_JOB:_ The records that follow are to be repeated without alteration.

_DATA SUPPLIED:_

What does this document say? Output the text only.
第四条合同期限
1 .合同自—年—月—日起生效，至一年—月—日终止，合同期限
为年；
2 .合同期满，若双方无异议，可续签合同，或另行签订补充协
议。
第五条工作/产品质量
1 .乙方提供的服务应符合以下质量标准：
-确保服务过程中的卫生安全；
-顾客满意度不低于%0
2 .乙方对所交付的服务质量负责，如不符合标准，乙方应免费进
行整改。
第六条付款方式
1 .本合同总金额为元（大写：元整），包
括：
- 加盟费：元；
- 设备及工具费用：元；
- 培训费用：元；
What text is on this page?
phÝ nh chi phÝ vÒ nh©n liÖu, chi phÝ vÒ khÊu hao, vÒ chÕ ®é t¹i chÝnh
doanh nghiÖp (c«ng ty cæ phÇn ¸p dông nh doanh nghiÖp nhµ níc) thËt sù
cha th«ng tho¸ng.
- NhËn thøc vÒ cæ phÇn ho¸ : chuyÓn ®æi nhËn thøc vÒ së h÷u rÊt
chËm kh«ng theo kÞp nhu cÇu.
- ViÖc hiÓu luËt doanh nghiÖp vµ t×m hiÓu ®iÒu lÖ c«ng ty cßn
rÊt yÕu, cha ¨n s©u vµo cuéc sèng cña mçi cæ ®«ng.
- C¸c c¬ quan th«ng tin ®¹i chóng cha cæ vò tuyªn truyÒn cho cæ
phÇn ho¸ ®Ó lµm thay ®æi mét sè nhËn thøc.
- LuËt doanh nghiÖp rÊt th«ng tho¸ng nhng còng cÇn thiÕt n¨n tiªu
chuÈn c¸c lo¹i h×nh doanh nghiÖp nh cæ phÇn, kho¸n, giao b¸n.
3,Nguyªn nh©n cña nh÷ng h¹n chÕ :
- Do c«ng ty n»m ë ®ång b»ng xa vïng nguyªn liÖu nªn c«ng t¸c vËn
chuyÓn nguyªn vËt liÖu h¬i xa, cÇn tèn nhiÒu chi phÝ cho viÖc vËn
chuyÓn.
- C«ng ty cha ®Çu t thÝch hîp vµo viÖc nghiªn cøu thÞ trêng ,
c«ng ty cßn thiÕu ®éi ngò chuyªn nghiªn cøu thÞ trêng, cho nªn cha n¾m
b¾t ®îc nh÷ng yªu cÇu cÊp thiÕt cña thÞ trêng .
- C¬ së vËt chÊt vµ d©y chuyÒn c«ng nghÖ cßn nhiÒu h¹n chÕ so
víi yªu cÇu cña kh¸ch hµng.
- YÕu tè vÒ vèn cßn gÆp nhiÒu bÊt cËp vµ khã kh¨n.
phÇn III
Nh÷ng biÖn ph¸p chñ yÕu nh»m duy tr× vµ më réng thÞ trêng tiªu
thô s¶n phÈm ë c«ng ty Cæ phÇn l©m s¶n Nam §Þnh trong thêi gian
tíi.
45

_OUTPUT BELOW:_
What does this document say? Output the text only.
第四条合同期限
1 .合同自—年—月—日起生效，至一年—月—日终止，合同期限
为年；
2 .合同期满，若双方无异议，可续签合同，或另行签订补充协
议。
第五条工作/产品质量
1 .乙方提供的服务应符合以下质量标准：
-确保服务过程中的卫生安全；
-顾客满意度不低于%0
2 .乙方对所交付的服务质量负责，如不符合标准，乙方应免费进
行整改。
第六条付款方式
1 .本合同总金额为元（大写：元整），包
括：
- 加盟费：元；
- 设备及工具费用：元；
- 培训费用：元；
What text is on this page?
phÝ nh chi phÝ vÒ nh©n liÖu, chi phÝ vÒ khÊu hao, vÒ chÕ ®é t¹i chÝnh
doanh nghiÖp (c«ng ty cæ phÇn ¸p dông nh doanh nghiÖp nhµ níc) thËt sù
cha th«ng tho¸ng.
- NhËn thøc vÒ cæ phÇn ho¸ : chuyÓn ®æi nhËn thøc vÒ së h÷u rÊt
chËm kh«ng theo kÞp nhu cÇu.
- ViÖc hiÓu luËt doanh nghiÖp vµ t×m hiÓu ®iÒu lÖ c«ng ty cßn
rÊt yÕu, cha ¨n s©u vµo cuéc sèng cña mçi cæ ®«ng.
- C¸c c¬ quan th«ng tin ®¹i chóng cha cæ vò tuyªn truyÒn cho cæ
phÇn ho¸ ®Ó lµm thay ®æi mét sè nhËn thøc.
- LuËt doanh nghiÖp rÊt th«ng tho¸ng nhng còng cÇn thiÕt n¨n tiªu
chuÈn c¸c lo¹i h×nh doanh nghiÖp nh cæ phÇn, kho¸n, giao b¸n.
3,Nguyªn nh©n cña nh÷ng h¹n chÕ :
- Do c«ng ty n»m ë ®ång b»ng xa vïng nguyªn liÖu nªn c«ng t¸c vËn
chuyÓn nguyªn vËt liÖu h¬i xa, cÇn tèn nhiÒu chi phÝ cho viÖc vËn
chuyÓn.
- C«ng ty cha ®Çu t thÝch hîp vµo viÖc nghiªn cøu thÞ trêng ,
c«ng ty cßn thiÕu ®éi ngò chuyªn nghiªn cøu thÞ trêng, cho nªn cha n¾m
b¾t ®îc nh÷ng yªu cÇu cÊp thiÕt cña thÞ trêng .
- C¬ së vËt chÊt vµ d©y chuyÒn c«ng nghÖ cßn nhiÒu h¹n chÕ so
víi yªu cÇu cña kh¸ch hµng.
- YÕu tè vÒ vèn cßn gÆp nhiÒu bÊt cËp vµ khã kh¨n.
phÇn III
Nh÷ng biÖn ph¸p chñ yÕu nh»m duy tr× vµ më réng thÞ trêng tiªu
thô s¶n phÈm ë c«ng ty Cæ phÇn l©m s¶n Nam §Þnh trong thêi gian
tíi.
45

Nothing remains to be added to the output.